[EXCERPTED RECORDS]:
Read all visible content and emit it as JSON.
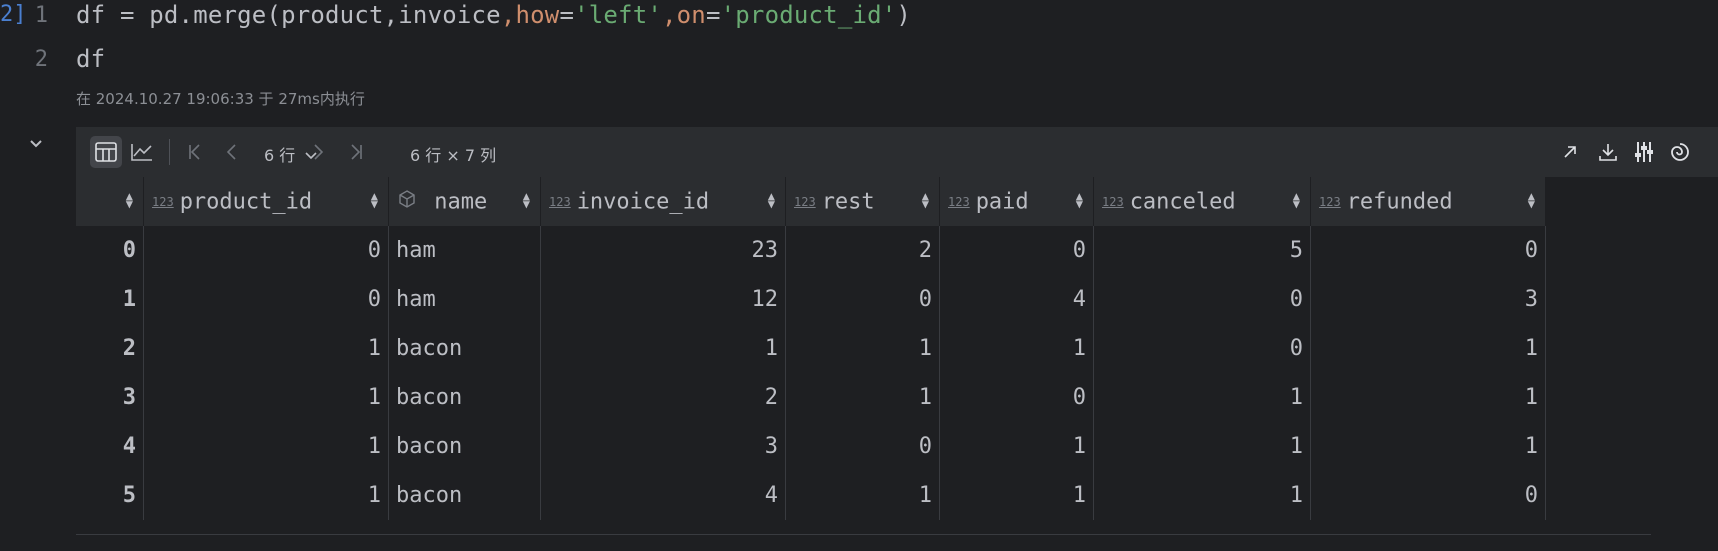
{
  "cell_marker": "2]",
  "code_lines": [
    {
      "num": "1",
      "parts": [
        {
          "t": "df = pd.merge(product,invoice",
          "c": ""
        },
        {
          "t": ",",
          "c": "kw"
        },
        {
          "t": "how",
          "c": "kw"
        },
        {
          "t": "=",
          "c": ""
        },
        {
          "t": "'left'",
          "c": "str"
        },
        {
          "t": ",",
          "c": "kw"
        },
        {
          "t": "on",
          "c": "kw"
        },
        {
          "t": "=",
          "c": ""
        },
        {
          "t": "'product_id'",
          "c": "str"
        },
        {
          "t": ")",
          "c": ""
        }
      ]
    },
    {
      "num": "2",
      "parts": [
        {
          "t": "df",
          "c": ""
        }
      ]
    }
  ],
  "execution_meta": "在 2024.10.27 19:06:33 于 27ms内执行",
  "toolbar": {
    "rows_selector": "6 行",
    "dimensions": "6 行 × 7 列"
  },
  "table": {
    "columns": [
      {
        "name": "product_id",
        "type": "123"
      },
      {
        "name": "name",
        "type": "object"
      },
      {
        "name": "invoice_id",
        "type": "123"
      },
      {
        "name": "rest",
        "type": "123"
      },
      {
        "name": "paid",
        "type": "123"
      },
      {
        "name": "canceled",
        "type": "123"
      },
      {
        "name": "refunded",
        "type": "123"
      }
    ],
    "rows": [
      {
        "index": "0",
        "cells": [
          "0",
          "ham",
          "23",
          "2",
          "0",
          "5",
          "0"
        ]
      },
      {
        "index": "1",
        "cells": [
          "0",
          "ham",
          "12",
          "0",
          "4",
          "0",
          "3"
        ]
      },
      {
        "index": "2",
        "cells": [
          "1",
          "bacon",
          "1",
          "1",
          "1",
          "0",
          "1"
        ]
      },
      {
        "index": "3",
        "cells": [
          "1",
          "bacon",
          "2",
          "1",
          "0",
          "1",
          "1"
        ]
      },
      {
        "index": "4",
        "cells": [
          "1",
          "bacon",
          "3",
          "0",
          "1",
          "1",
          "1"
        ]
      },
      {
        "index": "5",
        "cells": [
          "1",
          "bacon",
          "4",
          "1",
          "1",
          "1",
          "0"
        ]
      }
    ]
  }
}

--

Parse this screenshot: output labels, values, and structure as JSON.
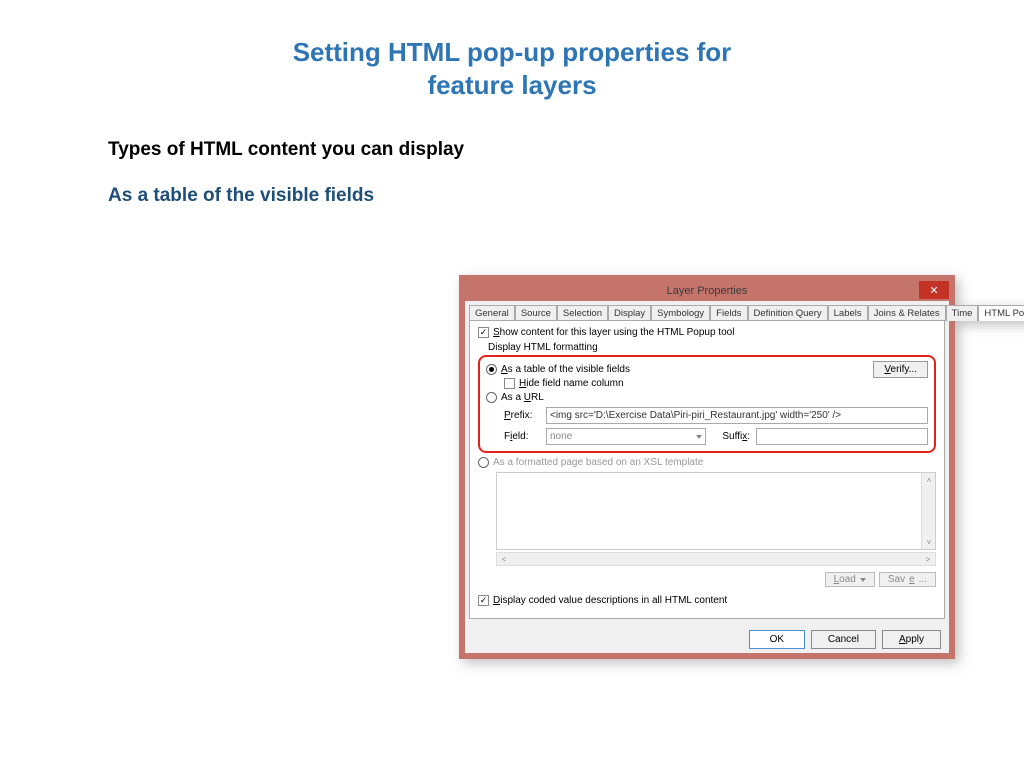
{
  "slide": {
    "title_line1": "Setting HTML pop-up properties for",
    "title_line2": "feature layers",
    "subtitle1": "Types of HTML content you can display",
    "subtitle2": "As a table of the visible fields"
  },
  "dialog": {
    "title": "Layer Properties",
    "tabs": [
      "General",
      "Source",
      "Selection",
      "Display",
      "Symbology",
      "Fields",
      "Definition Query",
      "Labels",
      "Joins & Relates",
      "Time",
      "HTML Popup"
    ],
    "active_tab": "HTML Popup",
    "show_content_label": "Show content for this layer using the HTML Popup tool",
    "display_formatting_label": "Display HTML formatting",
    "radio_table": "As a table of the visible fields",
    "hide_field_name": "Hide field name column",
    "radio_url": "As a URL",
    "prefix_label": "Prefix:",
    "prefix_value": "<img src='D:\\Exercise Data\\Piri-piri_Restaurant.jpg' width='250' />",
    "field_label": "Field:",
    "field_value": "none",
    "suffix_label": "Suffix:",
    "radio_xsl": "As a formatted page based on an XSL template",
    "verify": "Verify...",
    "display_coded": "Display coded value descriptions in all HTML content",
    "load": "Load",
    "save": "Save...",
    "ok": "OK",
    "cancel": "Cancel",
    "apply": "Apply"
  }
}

[INSTRUCTIONS FOR THE TASK]: Read through the data and copy every line where "index" shows up.

[FULL OUTPUT]:
        "index": "0",
        "index": "1",
        "index": "2",
        "index": "3",
        "index": "4",
        "index": "5",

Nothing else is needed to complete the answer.